**Description of the task**
Work out how many lines have "structured" in them. Give only that number.

==== Material for the task ====

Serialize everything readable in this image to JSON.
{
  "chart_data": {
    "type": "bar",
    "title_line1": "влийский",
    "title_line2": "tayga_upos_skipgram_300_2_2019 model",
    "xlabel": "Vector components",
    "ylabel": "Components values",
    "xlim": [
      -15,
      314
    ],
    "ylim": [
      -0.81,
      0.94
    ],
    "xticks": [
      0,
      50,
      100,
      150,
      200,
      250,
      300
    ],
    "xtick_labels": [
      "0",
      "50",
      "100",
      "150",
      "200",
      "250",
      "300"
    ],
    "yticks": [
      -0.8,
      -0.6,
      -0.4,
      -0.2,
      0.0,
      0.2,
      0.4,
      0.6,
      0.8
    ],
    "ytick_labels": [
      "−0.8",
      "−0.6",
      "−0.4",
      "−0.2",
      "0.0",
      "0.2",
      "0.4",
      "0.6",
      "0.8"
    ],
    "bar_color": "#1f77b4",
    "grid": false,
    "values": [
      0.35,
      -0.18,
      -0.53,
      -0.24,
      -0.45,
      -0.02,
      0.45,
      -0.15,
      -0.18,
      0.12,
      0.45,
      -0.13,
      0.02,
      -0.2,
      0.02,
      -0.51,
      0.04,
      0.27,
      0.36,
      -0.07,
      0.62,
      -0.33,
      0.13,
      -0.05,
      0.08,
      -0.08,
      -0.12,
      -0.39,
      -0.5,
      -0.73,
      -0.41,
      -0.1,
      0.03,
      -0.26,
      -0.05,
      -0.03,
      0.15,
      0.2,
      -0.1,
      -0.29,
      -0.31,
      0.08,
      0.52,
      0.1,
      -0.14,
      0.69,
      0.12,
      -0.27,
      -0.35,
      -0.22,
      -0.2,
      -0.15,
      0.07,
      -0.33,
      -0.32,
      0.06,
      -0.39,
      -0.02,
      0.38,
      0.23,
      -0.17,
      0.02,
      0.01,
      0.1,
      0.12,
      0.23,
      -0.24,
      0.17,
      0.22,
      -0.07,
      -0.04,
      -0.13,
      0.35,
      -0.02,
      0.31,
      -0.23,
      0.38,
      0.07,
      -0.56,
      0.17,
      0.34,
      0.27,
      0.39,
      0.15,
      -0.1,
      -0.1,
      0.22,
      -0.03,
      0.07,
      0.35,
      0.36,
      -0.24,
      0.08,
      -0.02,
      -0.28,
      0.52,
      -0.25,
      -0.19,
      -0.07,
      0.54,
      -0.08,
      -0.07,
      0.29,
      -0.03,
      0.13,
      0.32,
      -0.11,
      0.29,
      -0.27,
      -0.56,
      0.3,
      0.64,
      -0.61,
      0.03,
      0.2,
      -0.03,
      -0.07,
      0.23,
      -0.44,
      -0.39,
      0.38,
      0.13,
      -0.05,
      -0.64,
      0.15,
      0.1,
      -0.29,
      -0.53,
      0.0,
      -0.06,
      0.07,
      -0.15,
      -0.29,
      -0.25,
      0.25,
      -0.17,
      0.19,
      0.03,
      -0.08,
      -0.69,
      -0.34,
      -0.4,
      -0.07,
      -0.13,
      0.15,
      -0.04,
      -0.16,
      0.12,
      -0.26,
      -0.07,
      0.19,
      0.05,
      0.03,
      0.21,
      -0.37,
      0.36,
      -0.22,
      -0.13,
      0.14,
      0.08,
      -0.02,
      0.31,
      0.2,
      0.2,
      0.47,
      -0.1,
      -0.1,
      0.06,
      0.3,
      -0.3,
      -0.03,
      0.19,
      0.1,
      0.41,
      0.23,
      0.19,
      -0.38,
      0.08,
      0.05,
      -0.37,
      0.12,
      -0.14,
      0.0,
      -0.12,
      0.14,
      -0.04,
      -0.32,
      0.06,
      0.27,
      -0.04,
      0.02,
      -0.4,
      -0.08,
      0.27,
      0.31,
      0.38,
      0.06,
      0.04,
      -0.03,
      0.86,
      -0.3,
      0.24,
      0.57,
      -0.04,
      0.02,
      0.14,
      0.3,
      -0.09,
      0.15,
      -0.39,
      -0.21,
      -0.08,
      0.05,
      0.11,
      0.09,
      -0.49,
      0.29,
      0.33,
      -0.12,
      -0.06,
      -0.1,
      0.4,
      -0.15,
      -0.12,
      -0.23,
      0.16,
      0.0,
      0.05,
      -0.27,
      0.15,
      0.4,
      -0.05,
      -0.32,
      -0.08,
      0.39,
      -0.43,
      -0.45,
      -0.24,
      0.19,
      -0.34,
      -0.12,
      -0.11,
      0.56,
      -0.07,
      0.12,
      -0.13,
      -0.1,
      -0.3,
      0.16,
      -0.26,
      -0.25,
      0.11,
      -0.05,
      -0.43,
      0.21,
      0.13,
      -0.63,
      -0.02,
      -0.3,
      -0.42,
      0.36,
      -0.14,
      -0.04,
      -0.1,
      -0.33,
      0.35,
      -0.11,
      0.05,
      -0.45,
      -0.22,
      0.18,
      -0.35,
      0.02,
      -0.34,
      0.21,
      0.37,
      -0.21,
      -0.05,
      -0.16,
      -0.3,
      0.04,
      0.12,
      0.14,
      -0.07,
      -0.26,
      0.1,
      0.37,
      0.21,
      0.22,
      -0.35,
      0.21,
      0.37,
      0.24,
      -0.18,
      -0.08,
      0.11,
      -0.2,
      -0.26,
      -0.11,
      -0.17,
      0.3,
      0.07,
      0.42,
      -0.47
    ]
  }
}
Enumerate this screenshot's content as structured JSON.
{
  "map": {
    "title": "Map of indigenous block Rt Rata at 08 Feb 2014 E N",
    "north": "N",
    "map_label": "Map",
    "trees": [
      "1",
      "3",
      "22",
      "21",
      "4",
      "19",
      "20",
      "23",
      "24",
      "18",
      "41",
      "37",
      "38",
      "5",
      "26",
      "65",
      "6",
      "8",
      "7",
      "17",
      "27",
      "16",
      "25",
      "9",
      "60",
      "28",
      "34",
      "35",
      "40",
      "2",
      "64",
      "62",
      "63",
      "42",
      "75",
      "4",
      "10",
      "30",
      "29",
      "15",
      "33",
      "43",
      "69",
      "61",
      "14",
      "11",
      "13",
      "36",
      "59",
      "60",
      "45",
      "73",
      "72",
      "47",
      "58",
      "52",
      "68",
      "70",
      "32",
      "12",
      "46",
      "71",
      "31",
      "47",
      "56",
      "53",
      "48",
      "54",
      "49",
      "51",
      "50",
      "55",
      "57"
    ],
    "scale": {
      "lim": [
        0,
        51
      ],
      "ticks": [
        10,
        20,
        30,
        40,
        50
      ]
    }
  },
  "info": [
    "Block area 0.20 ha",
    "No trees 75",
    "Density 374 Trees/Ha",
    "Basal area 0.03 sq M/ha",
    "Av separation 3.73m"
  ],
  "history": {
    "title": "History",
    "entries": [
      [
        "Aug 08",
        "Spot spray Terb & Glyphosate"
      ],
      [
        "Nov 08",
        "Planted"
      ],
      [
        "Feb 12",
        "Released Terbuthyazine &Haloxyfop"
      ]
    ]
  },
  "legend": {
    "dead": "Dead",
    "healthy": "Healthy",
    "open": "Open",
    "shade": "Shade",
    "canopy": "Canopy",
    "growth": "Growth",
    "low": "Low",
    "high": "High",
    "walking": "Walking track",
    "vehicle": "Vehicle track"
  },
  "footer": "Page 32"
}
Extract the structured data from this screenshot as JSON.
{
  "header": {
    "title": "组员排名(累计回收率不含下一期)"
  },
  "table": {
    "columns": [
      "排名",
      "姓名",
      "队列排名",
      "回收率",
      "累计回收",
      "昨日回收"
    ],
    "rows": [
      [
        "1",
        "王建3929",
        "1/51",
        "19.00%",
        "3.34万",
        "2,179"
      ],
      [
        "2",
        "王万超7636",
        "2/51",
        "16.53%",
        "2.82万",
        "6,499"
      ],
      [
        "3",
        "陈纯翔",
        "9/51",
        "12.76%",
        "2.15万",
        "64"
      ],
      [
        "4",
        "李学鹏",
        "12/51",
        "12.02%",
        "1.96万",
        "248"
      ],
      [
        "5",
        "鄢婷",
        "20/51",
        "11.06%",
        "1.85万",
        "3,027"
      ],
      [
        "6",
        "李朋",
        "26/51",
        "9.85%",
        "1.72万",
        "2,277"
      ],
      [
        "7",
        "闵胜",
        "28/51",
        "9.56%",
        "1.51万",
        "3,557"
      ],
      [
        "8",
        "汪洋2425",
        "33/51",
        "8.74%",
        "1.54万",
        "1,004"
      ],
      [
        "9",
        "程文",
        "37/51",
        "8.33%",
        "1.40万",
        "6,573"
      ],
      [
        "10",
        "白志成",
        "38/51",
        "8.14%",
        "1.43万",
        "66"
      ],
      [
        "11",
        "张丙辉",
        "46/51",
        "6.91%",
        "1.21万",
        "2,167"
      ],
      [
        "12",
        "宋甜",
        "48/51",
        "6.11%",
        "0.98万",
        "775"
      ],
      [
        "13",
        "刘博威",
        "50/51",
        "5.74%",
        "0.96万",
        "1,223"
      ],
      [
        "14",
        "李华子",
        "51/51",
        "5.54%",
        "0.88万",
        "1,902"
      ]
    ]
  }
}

====

**Task response**
2